--- Begin Stored records ---

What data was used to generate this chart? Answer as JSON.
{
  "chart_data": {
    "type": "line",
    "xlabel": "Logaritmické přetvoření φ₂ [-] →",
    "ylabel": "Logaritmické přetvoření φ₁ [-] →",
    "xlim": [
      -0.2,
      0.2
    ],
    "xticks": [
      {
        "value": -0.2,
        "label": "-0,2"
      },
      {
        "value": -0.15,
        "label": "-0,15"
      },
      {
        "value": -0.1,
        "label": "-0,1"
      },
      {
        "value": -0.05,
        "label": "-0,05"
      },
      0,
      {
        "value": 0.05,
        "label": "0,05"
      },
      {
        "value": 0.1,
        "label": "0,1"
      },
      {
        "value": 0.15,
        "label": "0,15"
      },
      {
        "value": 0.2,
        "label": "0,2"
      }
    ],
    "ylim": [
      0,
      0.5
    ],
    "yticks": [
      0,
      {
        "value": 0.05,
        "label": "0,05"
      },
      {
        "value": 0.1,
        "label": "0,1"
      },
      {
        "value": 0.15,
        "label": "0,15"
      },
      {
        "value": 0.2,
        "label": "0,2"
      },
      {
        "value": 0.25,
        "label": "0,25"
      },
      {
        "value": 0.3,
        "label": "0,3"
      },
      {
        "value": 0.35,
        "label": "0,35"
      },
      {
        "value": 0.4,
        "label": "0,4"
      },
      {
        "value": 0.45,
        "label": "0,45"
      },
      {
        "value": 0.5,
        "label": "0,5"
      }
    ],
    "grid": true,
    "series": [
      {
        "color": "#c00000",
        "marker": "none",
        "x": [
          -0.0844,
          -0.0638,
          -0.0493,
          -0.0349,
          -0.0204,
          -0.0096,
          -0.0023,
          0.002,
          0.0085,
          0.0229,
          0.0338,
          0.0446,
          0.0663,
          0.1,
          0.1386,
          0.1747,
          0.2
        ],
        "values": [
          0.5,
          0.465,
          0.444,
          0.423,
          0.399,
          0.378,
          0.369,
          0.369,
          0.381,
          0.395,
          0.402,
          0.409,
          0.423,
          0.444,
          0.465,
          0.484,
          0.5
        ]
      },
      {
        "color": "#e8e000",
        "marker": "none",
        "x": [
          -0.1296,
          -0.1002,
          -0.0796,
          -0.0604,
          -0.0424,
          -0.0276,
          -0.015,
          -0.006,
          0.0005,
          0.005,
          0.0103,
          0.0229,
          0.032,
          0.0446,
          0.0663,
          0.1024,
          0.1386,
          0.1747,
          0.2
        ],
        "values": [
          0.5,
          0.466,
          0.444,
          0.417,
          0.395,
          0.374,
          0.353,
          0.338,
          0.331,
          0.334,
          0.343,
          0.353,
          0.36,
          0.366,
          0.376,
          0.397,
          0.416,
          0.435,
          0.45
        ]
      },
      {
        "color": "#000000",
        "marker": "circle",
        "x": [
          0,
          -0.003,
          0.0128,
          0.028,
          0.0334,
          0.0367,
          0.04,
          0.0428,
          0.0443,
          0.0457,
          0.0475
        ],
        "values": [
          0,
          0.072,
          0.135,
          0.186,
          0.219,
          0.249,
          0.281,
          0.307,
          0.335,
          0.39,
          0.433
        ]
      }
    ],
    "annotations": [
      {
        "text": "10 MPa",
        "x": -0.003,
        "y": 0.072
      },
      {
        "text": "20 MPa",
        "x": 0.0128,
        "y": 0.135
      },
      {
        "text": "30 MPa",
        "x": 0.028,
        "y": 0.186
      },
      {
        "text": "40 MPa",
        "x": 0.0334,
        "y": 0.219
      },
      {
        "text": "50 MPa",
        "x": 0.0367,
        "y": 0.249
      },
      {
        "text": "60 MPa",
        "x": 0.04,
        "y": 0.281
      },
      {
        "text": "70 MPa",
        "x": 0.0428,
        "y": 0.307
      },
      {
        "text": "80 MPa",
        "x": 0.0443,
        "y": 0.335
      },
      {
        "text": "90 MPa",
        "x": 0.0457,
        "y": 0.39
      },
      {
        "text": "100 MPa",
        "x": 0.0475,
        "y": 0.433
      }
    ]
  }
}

--- End Stored records ---

▸ **Instructions for the task**: Copy out the full material exactly as it appears.

▸ **Task result**:
What data was used to generate this chart? Answer as JSON.
{
  "chart_data": {
    "type": "line",
    "xlabel": "Logaritmické přetvoření φ₂ [-] →",
    "ylabel": "Logaritmické přetvoření φ₁ [-] →",
    "xlim": [
      -0.2,
      0.2
    ],
    "xticks": [
      {
        "value": -0.2,
        "label": "-0,2"
      },
      {
        "value": -0.15,
        "label": "-0,15"
      },
      {
        "value": -0.1,
        "label": "-0,1"
      },
      {
        "value": -0.05,
        "label": "-0,05"
      },
      0,
      {
        "value": 0.05,
        "label": "0,05"
      },
      {
        "value": 0.1,
        "label": "0,1"
      },
      {
        "value": 0.15,
        "label": "0,15"
      },
      {
        "value": 0.2,
        "label": "0,2"
      }
    ],
    "ylim": [
      0,
      0.5
    ],
    "yticks": [
      0,
      {
        "value": 0.05,
        "label": "0,05"
      },
      {
        "value": 0.1,
        "label": "0,1"
      },
      {
        "value": 0.15,
        "label": "0,15"
      },
      {
        "value": 0.2,
        "label": "0,2"
      },
      {
        "value": 0.25,
        "label": "0,25"
      },
      {
        "value": 0.3,
        "label": "0,3"
      },
      {
        "value": 0.35,
        "label": "0,35"
      },
      {
        "value": 0.4,
        "label": "0,4"
      },
      {
        "value": 0.45,
        "label": "0,45"
      },
      {
        "value": 0.5,
        "label": "0,5"
      }
    ],
    "grid": true,
    "series": [
      {
        "color": "#c00000",
        "marker": "none",
        "x": [
          -0.0844,
          -0.0638,
          -0.0493,
          -0.0349,
          -0.0204,
          -0.0096,
          -0.0023,
          0.002,
          0.0085,
          0.0229,
          0.0338,
          0.0446,
          0.0663,
          0.1,
          0.1386,
          0.1747,
          0.2
        ],
        "values": [
          0.5,
          0.465,
          0.444,
          0.423,
          0.399,
          0.378,
          0.369,
          0.369,
          0.381,
          0.395,
          0.402,
          0.409,
          0.423,
          0.444,
          0.465,
          0.484,
          0.5
        ]
      },
      {
        "color": "#e8e000",
        "marker": "none",
        "x": [
          -0.1296,
          -0.1002,
          -0.0796,
          -0.0604,
          -0.0424,
          -0.0276,
          -0.015,
          -0.006,
          0.0005,
          0.005,
          0.0103,
          0.0229,
          0.032,
          0.0446,
          0.0663,
          0.1024,
          0.1386,
          0.1747,
          0.2
        ],
        "values": [
          0.5,
          0.466,
          0.444,
          0.417,
          0.395,
          0.374,
          0.353,
          0.338,
          0.331,
          0.334,
          0.343,
          0.353,
          0.36,
          0.366,
          0.376,
          0.397,
          0.416,
          0.435,
          0.45
        ]
      },
      {
        "color": "#000000",
        "marker": "circle",
        "x": [
          0,
          -0.003,
          0.0128,
          0.028,
          0.0334,
          0.0367,
          0.04,
          0.0428,
          0.0443,
          0.0457,
          0.0475
        ],
        "values": [
          0,
          0.072,
          0.135,
          0.186,
          0.219,
          0.249,
          0.281,
          0.307,
          0.335,
          0.39,
          0.433
        ]
      }
    ],
    "annotations": [
      {
        "text": "10 MPa",
        "x": -0.003,
        "y": 0.072
      },
      {
        "text": "20 MPa",
        "x": 0.0128,
        "y": 0.135
      },
      {
        "text": "30 MPa",
        "x": 0.028,
        "y": 0.186
      },
      {
        "text": "40 MPa",
        "x": 0.0334,
        "y": 0.219
      },
      {
        "text": "50 MPa",
        "x": 0.0367,
        "y": 0.249
      },
      {
        "text": "60 MPa",
        "x": 0.04,
        "y": 0.281
      },
      {
        "text": "70 MPa",
        "x": 0.0428,
        "y": 0.307
      },
      {
        "text": "80 MPa",
        "x": 0.0443,
        "y": 0.335
      },
      {
        "text": "90 MPa",
        "x": 0.0457,
        "y": 0.39
      },
      {
        "text": "100 MPa",
        "x": 0.0475,
        "y": 0.433
      }
    ]
  }
}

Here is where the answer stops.